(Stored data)
-.-.-

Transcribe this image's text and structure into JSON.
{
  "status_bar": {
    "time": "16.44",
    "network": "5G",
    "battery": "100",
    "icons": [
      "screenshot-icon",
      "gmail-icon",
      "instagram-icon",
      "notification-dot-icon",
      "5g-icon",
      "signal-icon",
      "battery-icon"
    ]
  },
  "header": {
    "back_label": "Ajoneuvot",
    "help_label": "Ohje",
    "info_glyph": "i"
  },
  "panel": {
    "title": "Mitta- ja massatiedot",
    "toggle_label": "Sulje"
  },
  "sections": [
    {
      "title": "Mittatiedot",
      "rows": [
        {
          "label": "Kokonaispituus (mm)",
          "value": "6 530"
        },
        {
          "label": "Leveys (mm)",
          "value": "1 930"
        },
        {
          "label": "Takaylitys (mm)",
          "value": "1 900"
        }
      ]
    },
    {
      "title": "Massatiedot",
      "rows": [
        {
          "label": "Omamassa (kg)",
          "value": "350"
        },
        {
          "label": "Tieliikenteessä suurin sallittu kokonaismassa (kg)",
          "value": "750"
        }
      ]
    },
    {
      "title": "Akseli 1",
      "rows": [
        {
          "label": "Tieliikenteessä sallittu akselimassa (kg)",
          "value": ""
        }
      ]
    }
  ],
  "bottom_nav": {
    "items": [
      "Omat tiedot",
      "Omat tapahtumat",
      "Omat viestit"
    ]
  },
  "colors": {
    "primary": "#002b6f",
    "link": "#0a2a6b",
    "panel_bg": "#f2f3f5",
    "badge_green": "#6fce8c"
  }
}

-.-.-

● Exercise aim
For the entries above, state how many lines contain the word "sallittu". Provide the number by itself.

● Exercise result
2